--- begin ---
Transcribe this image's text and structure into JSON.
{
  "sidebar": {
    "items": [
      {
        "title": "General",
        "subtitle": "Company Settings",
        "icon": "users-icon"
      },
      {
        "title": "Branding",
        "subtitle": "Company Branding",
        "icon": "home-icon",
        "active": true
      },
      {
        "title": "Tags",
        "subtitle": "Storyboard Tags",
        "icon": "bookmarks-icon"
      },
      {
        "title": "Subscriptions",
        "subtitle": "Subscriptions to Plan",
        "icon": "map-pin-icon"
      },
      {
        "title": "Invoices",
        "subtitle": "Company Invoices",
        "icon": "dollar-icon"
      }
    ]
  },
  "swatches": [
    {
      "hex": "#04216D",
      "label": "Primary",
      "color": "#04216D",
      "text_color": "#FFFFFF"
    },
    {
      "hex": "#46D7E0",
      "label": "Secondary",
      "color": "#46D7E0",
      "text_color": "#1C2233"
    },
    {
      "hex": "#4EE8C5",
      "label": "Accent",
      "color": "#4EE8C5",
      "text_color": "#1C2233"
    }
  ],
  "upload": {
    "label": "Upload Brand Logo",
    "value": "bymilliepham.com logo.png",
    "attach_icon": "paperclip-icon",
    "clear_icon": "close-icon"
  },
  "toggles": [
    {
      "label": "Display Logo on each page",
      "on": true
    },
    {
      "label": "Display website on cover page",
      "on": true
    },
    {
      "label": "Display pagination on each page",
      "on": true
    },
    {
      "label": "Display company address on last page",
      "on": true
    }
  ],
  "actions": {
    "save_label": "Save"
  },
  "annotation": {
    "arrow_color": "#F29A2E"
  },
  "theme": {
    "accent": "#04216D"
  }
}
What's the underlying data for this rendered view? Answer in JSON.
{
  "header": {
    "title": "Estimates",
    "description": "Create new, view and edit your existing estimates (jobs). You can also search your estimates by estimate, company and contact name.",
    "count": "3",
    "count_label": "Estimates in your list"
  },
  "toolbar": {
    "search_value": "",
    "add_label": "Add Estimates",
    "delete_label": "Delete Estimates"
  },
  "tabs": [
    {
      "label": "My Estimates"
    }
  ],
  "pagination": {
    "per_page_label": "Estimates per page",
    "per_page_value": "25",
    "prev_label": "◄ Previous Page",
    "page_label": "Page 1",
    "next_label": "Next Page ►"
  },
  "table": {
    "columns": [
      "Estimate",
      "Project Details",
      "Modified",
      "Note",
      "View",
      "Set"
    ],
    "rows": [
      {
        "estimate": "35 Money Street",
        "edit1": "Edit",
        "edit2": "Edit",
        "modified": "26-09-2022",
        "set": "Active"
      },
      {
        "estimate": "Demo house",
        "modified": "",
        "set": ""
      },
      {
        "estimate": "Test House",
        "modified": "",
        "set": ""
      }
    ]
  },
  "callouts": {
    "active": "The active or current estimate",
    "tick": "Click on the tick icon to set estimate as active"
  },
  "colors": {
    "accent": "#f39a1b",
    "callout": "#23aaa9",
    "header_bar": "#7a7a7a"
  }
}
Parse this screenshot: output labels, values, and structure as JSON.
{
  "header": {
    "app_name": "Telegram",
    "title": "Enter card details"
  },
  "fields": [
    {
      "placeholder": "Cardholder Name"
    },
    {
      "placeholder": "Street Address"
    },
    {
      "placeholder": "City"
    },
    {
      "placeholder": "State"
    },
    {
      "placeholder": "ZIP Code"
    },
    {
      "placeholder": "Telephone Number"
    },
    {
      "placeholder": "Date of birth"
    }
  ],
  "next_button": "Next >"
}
--- end ---
What you need to do — Give an exact repetition of all the material.

Solution to this task —
Transcribe this image's text and structure into JSON.
{
  "sidebar": {
    "items": [
      {
        "title": "General",
        "subtitle": "Company Settings",
        "icon": "users-icon"
      },
      {
        "title": "Branding",
        "subtitle": "Company Branding",
        "icon": "home-icon",
        "active": true
      },
      {
        "title": "Tags",
        "subtitle": "Storyboard Tags",
        "icon": "bookmarks-icon"
      },
      {
        "title": "Subscriptions",
        "subtitle": "Subscriptions to Plan",
        "icon": "map-pin-icon"
      },
      {
        "title": "Invoices",
        "subtitle": "Company Invoices",
        "icon": "dollar-icon"
      }
    ]
  },
  "swatches": [
    {
      "hex": "#04216D",
      "label": "Primary",
      "color": "#04216D",
      "text_color": "#FFFFFF"
    },
    {
      "hex": "#46D7E0",
      "label": "Secondary",
      "color": "#46D7E0",
      "text_color": "#1C2233"
    },
    {
      "hex": "#4EE8C5",
      "label": "Accent",
      "color": "#4EE8C5",
      "text_color": "#1C2233"
    }
  ],
  "upload": {
    "label": "Upload Brand Logo",
    "value": "bymilliepham.com logo.png",
    "attach_icon": "paperclip-icon",
    "clear_icon": "close-icon"
  },
  "toggles": [
    {
      "label": "Display Logo on each page",
      "on": true
    },
    {
      "label": "Display website on cover page",
      "on": true
    },
    {
      "label": "Display pagination on each page",
      "on": true
    },
    {
      "label": "Display company address on last page",
      "on": true
    }
  ],
  "actions": {
    "save_label": "Save"
  },
  "annotation": {
    "arrow_color": "#F29A2E"
  },
  "theme": {
    "accent": "#04216D"
  }
}
What's the underlying data for this rendered view? Answer in JSON.
{
  "header": {
    "title": "Estimates",
    "description": "Create new, view and edit your existing estimates (jobs). You can also search your estimates by estimate, company and contact name.",
    "count": "3",
    "count_label": "Estimates in your list"
  },
  "toolbar": {
    "search_value": "",
    "add_label": "Add Estimates",
    "delete_label": "Delete Estimates"
  },
  "tabs": [
    {
      "label": "My Estimates"
    }
  ],
  "pagination": {
    "per_page_label": "Estimates per page",
    "per_page_value": "25",
    "prev_label": "◄ Previous Page",
    "page_label": "Page 1",
    "next_label": "Next Page ►"
  },
  "table": {
    "columns": [
      "Estimate",
      "Project Details",
      "Modified",
      "Note",
      "View",
      "Set"
    ],
    "rows": [
      {
        "estimate": "35 Money Street",
        "edit1": "Edit",
        "edit2": "Edit",
        "modified": "26-09-2022",
        "set": "Active"
      },
      {
        "estimate": "Demo house",
        "modified": "",
        "set": ""
      },
      {
        "estimate": "Test House",
        "modified": "",
        "set": ""
      }
    ]
  },
  "callouts": {
    "active": "The active or current estimate",
    "tick": "Click on the tick icon to set estimate as active"
  },
  "colors": {
    "accent": "#f39a1b",
    "callout": "#23aaa9",
    "header_bar": "#7a7a7a"
  }
}
Parse this screenshot: output labels, values, and structure as JSON.
{
  "header": {
    "app_name": "Telegram",
    "title": "Enter card details"
  },
  "fields": [
    {
      "placeholder": "Cardholder Name"
    },
    {
      "placeholder": "Street Address"
    },
    {
      "placeholder": "City"
    },
    {
      "placeholder": "State"
    },
    {
      "placeholder": "ZIP Code"
    },
    {
      "placeholder": "Telephone Number"
    },
    {
      "placeholder": "Date of birth"
    }
  ],
  "next_button": "Next >"
}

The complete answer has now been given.